Data records
■ ■ ■ ■ ■ ■ ■

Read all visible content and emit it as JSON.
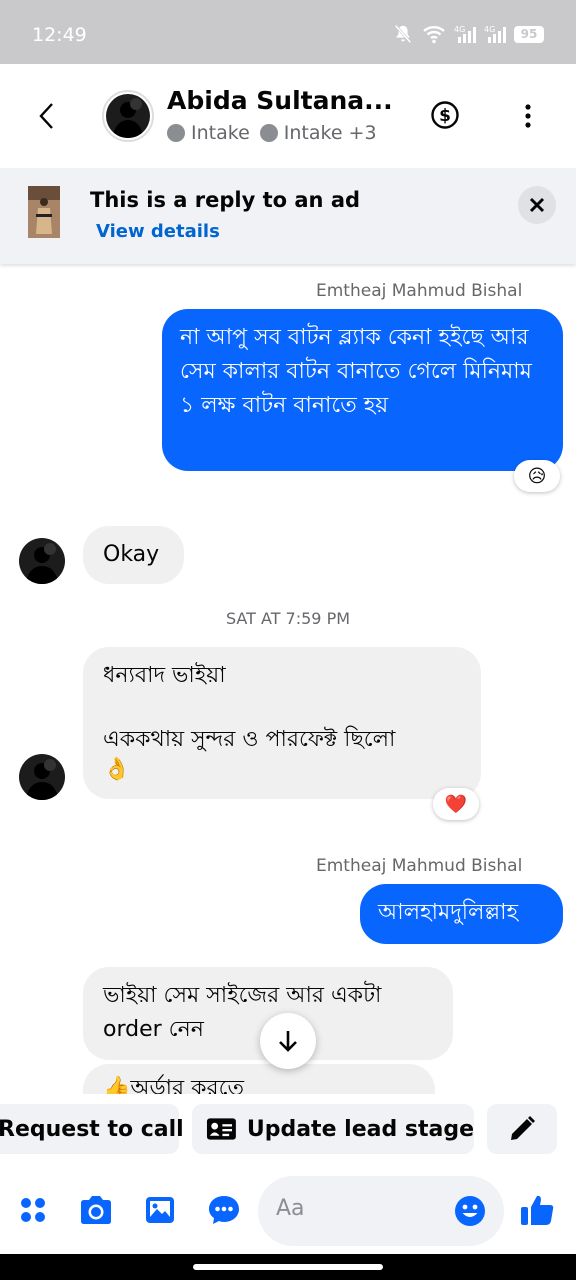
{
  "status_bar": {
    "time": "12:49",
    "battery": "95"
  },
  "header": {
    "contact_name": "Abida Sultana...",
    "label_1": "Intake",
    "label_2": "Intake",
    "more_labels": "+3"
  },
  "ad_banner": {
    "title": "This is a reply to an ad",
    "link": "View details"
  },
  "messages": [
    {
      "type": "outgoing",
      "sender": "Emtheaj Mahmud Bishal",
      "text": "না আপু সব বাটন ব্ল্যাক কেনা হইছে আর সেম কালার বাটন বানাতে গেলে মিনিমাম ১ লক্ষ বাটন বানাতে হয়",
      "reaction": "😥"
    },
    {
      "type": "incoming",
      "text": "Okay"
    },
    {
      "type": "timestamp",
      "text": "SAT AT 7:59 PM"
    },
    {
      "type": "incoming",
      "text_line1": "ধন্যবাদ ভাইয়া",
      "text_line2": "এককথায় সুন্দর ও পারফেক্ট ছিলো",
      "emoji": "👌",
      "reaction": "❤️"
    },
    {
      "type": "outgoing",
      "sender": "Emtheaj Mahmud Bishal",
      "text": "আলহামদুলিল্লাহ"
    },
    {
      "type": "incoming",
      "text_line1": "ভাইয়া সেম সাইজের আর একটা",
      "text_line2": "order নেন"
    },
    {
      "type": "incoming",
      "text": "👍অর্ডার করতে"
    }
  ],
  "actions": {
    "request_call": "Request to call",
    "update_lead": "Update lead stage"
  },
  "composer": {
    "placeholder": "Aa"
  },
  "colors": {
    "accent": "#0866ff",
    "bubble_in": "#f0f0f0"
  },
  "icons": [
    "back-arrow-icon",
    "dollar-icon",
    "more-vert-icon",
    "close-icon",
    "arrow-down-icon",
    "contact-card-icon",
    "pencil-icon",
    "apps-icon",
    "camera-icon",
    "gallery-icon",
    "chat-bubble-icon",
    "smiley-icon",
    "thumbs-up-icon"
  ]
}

■ ■ ■ ■ ■ ■ ■

What is expected: Write out again every line above exactly as given; the pictures do not belong in the copy.

Answer in full:
Read all visible content and emit it as JSON.
{
  "status_bar": {
    "time": "12:49",
    "battery": "95"
  },
  "header": {
    "contact_name": "Abida Sultana...",
    "label_1": "Intake",
    "label_2": "Intake",
    "more_labels": "+3"
  },
  "ad_banner": {
    "title": "This is a reply to an ad",
    "link": "View details"
  },
  "messages": [
    {
      "type": "outgoing",
      "sender": "Emtheaj Mahmud Bishal",
      "text": "না আপু সব বাটন ব্ল্যাক কেনা হইছে আর সেম কালার বাটন বানাতে গেলে মিনিমাম ১ লক্ষ বাটন বানাতে হয়",
      "reaction": "😥"
    },
    {
      "type": "incoming",
      "text": "Okay"
    },
    {
      "type": "timestamp",
      "text": "SAT AT 7:59 PM"
    },
    {
      "type": "incoming",
      "text_line1": "ধন্যবাদ ভাইয়া",
      "text_line2": "এককথায় সুন্দর ও পারফেক্ট ছিলো",
      "emoji": "👌",
      "reaction": "❤️"
    },
    {
      "type": "outgoing",
      "sender": "Emtheaj Mahmud Bishal",
      "text": "আলহামদুলিল্লাহ"
    },
    {
      "type": "incoming",
      "text_line1": "ভাইয়া সেম সাইজের আর একটা",
      "text_line2": "order নেন"
    },
    {
      "type": "incoming",
      "text": "👍অর্ডার করতে"
    }
  ],
  "actions": {
    "request_call": "Request to call",
    "update_lead": "Update lead stage"
  },
  "composer": {
    "placeholder": "Aa"
  },
  "colors": {
    "accent": "#0866ff",
    "bubble_in": "#f0f0f0"
  },
  "icons": [
    "back-arrow-icon",
    "dollar-icon",
    "more-vert-icon",
    "close-icon",
    "arrow-down-icon",
    "contact-card-icon",
    "pencil-icon",
    "apps-icon",
    "camera-icon",
    "gallery-icon",
    "chat-bubble-icon",
    "smiley-icon",
    "thumbs-up-icon"
  ]
}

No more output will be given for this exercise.